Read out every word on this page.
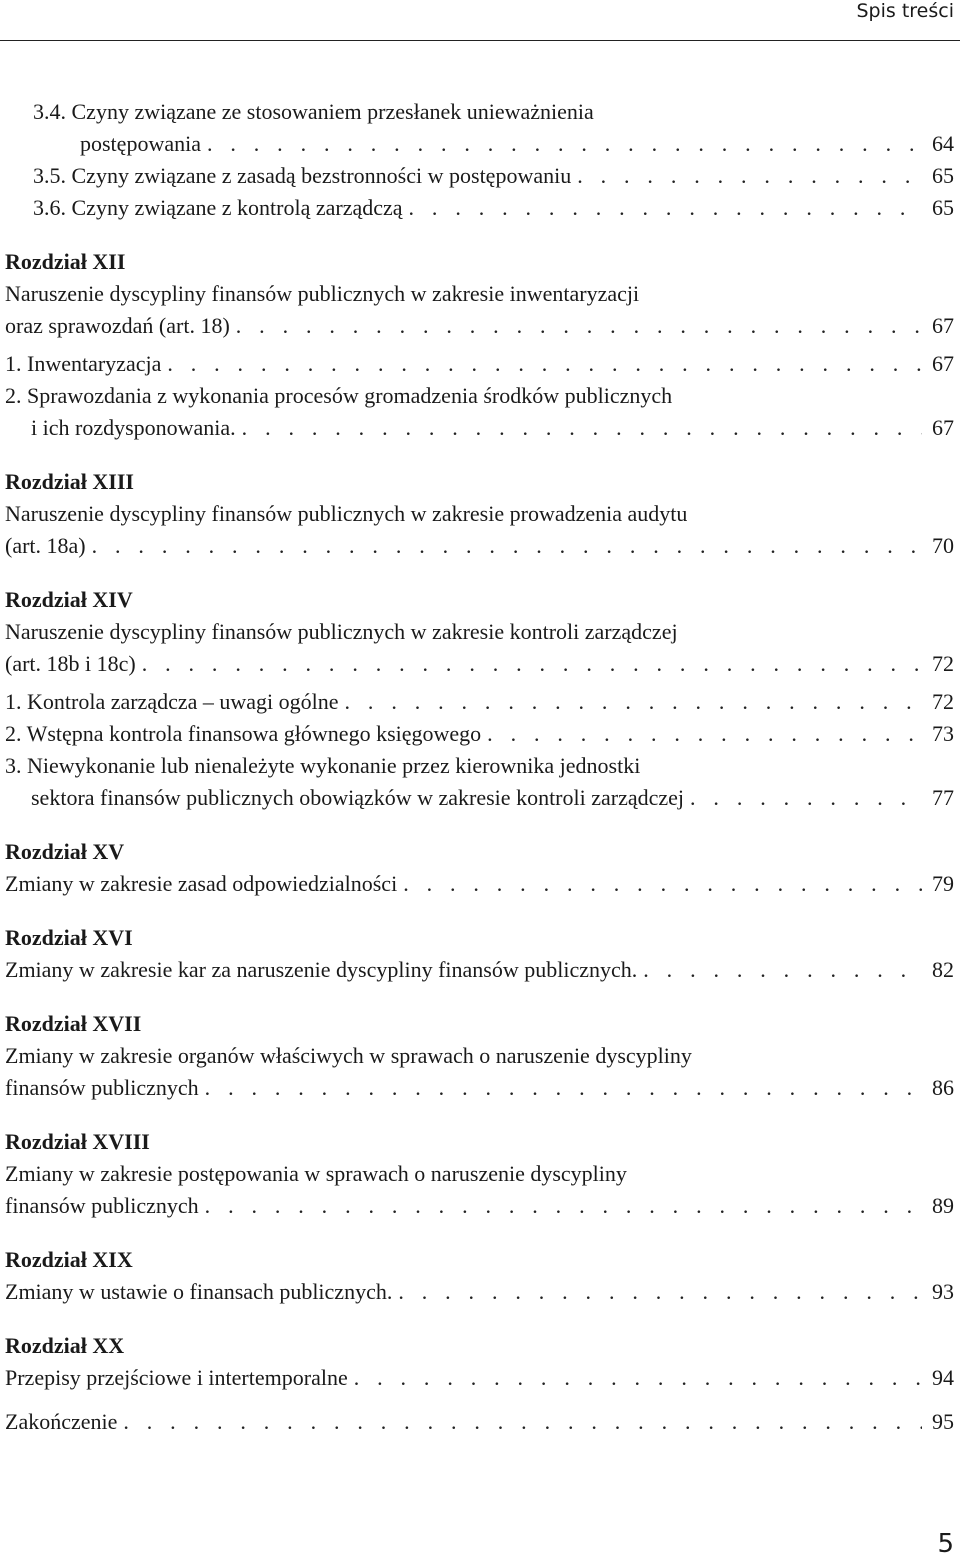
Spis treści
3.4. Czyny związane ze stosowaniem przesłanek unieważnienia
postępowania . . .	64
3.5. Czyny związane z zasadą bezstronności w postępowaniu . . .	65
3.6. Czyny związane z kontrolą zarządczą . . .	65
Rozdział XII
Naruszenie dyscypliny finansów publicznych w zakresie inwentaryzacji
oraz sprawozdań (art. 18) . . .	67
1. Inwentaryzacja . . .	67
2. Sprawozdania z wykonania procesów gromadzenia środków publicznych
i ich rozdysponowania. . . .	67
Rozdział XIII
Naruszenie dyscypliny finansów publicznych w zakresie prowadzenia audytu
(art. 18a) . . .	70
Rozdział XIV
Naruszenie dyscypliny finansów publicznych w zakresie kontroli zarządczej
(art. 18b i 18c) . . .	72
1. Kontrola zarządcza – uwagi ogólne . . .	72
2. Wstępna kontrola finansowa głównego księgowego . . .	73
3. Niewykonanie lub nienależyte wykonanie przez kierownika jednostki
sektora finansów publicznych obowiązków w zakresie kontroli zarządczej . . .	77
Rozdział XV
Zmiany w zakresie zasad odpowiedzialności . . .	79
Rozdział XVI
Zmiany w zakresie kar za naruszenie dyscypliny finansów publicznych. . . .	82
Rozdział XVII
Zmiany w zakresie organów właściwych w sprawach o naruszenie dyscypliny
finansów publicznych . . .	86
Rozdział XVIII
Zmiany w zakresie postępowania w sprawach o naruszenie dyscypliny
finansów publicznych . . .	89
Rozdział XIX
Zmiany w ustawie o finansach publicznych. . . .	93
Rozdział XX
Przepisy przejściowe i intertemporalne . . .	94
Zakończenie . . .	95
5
---
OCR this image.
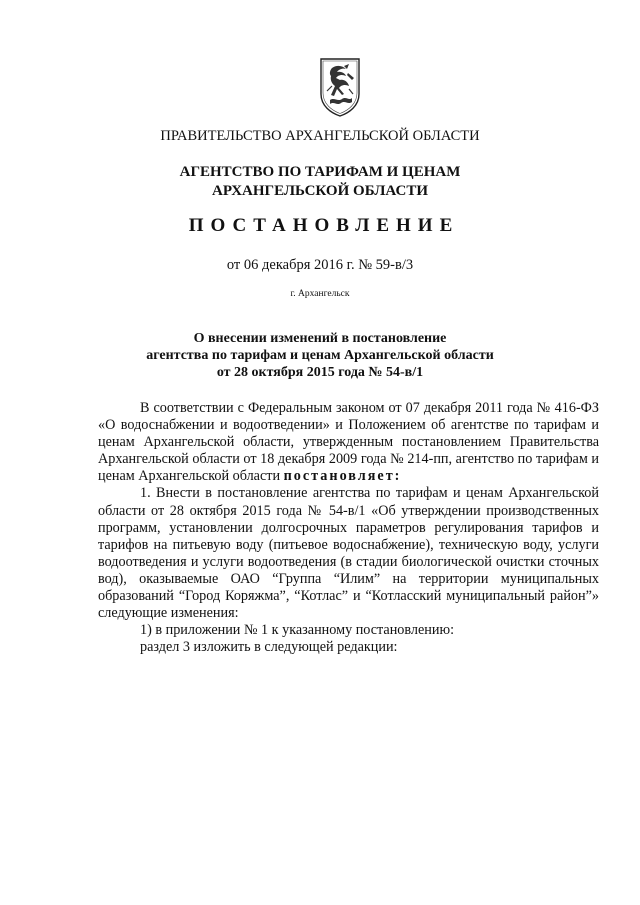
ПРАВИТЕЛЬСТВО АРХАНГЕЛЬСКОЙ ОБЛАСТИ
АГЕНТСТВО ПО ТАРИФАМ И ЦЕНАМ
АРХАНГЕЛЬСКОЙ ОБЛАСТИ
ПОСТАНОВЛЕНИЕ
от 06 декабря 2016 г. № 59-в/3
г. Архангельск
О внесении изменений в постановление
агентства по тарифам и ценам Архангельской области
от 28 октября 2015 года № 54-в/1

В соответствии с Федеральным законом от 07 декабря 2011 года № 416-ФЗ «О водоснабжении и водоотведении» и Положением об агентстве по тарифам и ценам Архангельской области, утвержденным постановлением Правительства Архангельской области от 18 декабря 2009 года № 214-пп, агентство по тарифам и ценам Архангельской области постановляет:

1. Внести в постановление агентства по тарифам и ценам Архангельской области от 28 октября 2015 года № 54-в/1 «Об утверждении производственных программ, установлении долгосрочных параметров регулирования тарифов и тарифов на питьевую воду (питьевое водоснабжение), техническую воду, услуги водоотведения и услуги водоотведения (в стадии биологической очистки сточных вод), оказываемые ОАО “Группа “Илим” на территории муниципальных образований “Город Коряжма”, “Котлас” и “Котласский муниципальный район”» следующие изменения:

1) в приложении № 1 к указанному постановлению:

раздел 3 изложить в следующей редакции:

## Written instruction
Check each line above for the word "sprawach", and copy the lines where it appears.

## Exercise solution
Zmiany w zakresie organów właściwych w sprawach o naruszenie dyscypliny
Zmiany w zakresie postępowania w sprawach o naruszenie dyscypliny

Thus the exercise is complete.